### Job
Bring together all lines of the material below that contain the string "city".

### Records for this exercise
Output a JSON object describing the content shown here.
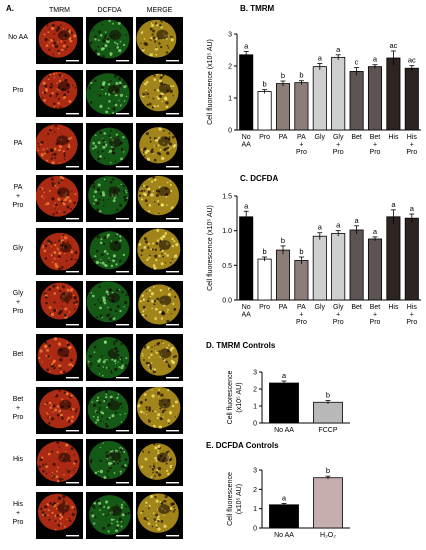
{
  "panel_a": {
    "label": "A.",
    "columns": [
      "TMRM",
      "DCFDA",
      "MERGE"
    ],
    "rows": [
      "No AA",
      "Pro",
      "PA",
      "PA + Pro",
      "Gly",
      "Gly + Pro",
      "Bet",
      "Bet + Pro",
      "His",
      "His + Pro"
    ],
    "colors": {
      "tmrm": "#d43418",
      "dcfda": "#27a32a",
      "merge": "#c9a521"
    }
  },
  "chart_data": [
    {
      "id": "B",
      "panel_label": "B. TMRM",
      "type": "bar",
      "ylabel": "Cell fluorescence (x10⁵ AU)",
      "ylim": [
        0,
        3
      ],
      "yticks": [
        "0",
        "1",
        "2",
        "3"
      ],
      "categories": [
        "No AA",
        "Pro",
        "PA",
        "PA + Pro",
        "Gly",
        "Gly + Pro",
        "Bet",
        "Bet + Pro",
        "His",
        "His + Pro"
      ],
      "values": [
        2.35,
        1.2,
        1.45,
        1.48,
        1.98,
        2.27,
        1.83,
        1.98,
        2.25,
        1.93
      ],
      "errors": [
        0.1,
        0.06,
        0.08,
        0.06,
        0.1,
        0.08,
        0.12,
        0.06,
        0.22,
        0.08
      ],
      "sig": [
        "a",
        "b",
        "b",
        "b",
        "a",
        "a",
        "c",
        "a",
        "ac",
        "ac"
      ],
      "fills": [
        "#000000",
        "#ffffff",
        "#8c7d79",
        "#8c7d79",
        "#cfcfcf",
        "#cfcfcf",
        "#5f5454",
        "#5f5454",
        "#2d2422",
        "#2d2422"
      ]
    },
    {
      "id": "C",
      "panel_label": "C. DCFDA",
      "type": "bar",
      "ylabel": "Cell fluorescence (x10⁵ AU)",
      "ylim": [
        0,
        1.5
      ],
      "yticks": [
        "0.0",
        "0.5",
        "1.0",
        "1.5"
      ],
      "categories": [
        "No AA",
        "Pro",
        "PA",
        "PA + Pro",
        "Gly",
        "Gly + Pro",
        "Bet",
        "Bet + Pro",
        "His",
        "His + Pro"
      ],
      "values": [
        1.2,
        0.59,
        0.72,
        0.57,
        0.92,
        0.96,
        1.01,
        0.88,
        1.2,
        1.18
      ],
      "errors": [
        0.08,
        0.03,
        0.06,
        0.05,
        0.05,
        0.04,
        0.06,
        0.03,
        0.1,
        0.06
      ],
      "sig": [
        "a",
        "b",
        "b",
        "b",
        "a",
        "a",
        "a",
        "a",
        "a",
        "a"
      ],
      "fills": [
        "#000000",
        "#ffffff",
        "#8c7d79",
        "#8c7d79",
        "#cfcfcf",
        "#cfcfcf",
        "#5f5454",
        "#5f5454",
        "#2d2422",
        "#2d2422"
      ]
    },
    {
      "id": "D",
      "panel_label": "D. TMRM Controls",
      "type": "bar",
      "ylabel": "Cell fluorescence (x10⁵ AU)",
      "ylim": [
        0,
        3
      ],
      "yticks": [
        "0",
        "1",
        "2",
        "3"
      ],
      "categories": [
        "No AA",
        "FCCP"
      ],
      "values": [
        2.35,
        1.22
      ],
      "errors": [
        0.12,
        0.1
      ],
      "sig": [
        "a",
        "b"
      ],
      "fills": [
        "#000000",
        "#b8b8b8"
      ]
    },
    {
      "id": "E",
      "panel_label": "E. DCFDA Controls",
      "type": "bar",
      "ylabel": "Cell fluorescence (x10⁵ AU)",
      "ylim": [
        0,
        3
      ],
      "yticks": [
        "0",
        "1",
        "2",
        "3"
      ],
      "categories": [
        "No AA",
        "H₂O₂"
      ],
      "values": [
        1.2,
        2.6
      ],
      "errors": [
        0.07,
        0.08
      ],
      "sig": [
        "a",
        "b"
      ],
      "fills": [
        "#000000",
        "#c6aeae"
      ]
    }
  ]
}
---
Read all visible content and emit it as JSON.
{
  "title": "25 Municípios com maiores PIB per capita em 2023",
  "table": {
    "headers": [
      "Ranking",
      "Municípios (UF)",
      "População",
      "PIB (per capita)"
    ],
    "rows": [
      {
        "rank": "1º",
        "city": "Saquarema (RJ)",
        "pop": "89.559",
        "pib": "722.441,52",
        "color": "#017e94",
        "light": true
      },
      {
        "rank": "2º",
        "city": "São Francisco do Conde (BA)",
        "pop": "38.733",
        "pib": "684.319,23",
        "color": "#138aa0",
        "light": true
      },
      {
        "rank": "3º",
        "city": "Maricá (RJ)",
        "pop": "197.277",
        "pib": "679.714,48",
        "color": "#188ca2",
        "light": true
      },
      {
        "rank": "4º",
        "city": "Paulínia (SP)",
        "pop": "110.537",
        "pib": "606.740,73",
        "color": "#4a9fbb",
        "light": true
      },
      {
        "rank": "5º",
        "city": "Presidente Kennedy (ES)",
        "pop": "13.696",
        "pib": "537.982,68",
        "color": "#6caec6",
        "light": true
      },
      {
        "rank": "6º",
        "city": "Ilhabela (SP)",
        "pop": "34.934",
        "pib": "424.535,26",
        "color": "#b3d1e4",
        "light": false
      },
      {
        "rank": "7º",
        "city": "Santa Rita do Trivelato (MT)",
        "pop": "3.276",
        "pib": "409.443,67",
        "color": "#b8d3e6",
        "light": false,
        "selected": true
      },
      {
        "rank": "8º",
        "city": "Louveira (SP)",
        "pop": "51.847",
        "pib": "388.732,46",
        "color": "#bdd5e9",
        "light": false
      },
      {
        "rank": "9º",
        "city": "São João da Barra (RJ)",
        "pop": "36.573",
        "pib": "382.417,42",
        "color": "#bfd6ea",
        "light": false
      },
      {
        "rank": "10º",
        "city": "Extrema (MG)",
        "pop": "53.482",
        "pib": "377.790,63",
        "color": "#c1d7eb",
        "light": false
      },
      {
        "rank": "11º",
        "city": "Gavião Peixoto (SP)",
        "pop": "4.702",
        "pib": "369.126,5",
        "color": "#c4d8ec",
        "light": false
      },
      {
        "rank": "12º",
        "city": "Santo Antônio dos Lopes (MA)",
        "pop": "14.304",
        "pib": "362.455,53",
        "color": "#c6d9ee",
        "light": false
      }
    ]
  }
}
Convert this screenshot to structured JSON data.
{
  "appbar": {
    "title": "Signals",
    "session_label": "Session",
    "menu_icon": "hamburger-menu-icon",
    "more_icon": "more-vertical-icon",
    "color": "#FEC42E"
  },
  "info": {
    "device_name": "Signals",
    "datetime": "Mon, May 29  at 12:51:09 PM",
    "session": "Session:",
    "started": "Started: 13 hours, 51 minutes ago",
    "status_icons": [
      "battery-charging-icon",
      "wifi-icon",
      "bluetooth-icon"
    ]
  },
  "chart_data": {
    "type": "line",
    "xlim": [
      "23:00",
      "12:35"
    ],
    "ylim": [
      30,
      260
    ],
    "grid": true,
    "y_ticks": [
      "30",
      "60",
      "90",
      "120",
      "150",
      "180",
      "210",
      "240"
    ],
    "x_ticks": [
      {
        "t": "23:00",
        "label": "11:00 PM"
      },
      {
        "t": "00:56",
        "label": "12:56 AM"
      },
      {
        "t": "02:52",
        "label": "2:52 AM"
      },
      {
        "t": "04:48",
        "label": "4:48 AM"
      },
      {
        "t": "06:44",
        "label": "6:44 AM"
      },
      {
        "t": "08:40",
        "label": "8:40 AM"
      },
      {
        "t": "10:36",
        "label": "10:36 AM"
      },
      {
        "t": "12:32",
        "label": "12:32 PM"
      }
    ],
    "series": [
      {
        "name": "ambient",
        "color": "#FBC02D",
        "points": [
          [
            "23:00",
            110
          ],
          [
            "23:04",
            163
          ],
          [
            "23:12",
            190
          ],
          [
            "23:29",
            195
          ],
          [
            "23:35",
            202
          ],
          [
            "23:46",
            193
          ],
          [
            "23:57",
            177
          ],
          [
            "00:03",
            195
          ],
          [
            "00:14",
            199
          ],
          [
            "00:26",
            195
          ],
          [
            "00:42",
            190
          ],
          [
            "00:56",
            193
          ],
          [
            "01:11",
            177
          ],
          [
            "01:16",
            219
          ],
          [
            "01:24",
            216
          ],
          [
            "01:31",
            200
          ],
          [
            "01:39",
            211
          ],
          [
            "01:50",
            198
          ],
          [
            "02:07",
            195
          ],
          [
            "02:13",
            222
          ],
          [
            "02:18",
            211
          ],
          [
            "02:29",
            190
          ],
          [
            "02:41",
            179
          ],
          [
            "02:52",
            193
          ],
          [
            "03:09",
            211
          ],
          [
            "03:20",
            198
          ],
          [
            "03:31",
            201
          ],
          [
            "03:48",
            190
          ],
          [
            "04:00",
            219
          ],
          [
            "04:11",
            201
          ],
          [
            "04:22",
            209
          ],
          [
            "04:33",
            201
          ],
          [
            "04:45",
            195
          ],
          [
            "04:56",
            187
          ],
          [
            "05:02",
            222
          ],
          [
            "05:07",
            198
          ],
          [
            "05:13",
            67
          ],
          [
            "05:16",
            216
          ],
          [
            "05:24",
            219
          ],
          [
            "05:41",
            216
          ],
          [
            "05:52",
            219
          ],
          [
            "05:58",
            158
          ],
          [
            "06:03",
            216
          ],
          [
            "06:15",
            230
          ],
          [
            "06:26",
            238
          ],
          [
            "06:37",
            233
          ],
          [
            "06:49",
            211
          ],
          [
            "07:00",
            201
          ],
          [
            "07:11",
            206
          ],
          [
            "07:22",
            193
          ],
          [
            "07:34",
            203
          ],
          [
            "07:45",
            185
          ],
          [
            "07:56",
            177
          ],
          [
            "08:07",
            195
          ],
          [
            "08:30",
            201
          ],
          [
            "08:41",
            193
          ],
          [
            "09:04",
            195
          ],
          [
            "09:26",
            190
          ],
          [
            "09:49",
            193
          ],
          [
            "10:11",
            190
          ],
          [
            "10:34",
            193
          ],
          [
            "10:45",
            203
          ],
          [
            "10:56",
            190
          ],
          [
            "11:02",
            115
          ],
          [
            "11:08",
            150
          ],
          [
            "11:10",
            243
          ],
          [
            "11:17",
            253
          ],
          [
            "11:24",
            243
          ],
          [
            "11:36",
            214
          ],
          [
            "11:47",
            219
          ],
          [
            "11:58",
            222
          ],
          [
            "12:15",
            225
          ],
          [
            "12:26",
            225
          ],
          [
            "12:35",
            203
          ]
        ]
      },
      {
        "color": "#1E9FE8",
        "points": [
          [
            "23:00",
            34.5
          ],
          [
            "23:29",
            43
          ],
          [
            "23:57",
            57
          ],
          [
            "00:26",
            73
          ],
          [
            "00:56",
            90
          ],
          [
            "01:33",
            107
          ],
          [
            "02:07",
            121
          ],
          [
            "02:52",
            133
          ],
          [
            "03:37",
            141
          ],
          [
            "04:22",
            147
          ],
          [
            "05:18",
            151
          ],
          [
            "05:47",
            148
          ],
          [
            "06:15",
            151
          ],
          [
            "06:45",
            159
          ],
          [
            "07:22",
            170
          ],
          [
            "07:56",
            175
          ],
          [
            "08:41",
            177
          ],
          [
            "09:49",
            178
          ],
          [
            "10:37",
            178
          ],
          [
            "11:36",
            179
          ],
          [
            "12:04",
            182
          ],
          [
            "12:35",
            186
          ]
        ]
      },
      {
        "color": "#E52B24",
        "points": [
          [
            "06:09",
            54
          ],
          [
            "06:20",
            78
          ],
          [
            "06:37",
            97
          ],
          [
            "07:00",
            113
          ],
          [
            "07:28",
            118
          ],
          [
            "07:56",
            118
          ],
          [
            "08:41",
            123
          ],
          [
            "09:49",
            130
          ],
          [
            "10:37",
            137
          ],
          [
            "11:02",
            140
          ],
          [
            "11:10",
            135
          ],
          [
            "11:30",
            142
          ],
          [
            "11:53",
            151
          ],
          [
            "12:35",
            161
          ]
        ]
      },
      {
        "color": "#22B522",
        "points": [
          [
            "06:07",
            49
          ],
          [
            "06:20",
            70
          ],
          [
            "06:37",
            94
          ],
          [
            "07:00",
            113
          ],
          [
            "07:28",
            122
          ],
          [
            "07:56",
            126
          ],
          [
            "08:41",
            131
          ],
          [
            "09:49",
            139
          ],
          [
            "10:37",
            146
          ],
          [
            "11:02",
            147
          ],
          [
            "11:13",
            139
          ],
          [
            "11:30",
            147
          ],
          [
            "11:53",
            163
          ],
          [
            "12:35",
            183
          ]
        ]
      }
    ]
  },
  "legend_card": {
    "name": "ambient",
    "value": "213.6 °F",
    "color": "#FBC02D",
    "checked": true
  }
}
--
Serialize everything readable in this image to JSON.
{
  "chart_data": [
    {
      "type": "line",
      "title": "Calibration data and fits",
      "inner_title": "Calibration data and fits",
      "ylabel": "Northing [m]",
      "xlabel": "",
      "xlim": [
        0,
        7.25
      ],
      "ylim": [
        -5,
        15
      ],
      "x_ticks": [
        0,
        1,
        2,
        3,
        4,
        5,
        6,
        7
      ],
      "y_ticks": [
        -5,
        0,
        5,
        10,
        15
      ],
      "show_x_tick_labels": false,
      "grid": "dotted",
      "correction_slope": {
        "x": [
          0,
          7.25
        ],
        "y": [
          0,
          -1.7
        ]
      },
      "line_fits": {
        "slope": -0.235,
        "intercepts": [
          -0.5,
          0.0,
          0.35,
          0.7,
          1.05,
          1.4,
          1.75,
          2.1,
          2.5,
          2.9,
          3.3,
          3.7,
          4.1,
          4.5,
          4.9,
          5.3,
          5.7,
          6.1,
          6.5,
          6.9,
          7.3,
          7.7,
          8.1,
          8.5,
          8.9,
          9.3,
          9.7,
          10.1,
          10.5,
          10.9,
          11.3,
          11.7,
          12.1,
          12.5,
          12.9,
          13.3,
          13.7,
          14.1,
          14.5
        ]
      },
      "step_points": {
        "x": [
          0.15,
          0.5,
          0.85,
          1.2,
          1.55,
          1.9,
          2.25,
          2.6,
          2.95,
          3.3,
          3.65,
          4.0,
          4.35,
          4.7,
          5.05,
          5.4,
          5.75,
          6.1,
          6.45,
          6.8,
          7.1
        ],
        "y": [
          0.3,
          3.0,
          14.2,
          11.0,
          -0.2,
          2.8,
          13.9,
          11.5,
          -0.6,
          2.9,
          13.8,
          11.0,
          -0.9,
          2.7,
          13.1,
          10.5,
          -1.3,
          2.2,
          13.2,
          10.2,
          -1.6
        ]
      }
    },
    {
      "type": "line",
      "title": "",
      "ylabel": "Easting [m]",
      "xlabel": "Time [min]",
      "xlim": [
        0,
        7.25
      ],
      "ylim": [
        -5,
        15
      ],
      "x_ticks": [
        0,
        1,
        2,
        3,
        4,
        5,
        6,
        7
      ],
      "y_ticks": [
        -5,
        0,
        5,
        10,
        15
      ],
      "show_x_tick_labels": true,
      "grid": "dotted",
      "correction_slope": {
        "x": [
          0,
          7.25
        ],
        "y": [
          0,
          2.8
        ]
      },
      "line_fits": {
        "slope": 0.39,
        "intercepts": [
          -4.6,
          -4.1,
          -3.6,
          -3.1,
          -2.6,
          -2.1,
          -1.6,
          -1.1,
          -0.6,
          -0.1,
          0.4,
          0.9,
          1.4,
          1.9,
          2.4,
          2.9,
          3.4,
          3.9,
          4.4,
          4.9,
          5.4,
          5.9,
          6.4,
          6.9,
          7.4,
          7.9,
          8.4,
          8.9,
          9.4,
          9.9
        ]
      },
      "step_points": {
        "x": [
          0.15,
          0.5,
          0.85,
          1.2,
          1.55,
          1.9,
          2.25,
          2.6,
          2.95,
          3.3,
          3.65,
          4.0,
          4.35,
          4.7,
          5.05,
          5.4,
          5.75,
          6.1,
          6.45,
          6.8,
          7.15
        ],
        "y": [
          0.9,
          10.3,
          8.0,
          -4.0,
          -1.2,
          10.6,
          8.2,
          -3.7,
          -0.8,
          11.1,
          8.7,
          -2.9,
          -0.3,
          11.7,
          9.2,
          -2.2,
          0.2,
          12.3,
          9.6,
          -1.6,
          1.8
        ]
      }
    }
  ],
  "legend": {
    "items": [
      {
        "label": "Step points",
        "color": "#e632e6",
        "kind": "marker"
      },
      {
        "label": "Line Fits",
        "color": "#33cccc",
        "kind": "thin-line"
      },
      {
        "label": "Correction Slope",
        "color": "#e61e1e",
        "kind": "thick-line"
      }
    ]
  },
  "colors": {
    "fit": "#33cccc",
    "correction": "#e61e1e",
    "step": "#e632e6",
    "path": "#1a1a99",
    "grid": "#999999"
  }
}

### Final answer
        "city": "Saquarema (RJ)",
        "city": "São Francisco do Conde (BA)",
        "city": "Maricá (RJ)",
        "city": "Paulínia (SP)",
        "city": "Presidente Kennedy (ES)",
        "city": "Ilhabela (SP)",
        "city": "Santa Rita do Trivelato (MT)",
        "city": "Louveira (SP)",
        "city": "São João da Barra (RJ)",
        "city": "Extrema (MG)",
        "city": "Gavião Peixoto (SP)",
        "city": "Santo Antônio dos Lopes (MA)",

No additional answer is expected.